# Short problem:
Which lines below hold the word "JSON"? Copy all of them.

==== Data in this exercise ====

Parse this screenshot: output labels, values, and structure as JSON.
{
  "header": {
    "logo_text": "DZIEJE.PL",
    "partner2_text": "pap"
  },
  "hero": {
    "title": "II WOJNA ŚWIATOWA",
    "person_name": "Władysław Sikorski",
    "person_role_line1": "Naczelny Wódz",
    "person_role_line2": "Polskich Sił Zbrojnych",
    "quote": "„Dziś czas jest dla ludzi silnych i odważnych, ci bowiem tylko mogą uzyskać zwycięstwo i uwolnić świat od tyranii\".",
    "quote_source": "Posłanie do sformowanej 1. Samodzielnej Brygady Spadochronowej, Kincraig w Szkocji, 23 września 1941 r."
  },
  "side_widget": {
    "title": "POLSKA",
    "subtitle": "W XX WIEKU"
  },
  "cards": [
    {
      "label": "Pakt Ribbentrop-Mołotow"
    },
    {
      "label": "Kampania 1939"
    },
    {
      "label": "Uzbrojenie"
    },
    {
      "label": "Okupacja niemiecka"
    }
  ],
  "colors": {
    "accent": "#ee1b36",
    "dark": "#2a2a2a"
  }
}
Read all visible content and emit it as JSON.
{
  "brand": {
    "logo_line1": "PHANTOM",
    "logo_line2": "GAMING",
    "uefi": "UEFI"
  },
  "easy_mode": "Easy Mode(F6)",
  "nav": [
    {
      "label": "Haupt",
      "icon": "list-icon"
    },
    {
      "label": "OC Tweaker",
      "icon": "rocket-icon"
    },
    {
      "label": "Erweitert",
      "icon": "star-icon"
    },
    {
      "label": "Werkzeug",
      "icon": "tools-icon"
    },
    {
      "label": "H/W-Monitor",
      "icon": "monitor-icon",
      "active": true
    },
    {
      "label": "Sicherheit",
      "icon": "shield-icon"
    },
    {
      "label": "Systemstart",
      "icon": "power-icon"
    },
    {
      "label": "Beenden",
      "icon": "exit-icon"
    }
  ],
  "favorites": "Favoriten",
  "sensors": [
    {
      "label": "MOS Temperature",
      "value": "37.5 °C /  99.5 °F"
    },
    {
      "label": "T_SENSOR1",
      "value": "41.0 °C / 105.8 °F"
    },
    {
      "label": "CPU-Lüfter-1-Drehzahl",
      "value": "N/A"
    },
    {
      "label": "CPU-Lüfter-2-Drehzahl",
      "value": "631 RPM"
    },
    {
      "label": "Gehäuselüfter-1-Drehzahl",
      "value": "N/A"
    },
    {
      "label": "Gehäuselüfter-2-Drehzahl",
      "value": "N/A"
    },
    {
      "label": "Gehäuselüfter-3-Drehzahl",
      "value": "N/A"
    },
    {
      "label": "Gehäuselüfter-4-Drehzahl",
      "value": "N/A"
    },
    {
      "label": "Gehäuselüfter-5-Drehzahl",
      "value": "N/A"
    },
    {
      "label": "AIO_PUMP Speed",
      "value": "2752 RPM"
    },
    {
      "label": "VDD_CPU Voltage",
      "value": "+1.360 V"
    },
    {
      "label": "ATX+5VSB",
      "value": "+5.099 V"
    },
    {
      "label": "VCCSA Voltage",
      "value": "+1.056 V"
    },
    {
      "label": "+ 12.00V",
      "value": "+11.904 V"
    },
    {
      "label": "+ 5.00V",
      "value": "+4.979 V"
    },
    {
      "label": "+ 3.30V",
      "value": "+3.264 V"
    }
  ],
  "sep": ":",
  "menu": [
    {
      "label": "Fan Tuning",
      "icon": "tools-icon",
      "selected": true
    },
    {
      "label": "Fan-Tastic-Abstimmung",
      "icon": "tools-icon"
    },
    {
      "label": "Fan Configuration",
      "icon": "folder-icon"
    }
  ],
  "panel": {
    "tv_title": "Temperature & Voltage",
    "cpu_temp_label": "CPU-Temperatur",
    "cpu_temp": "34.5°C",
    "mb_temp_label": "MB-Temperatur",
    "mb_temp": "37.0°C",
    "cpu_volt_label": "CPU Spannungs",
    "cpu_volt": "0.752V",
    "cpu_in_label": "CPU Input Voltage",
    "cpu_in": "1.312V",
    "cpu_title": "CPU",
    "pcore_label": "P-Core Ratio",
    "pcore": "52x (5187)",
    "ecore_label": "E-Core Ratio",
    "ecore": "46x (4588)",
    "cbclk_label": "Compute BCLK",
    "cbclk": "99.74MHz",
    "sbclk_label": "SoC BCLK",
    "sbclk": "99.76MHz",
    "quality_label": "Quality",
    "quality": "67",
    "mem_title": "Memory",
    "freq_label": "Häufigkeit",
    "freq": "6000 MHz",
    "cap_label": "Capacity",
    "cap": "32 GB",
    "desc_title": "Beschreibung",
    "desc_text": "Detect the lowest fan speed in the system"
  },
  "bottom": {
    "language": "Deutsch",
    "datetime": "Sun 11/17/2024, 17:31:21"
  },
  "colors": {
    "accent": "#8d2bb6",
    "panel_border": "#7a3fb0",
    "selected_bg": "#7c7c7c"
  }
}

====

# Written reply:
Parse this screenshot: output labels, values, and structure as JSON.
Read all visible content and emit it as JSON.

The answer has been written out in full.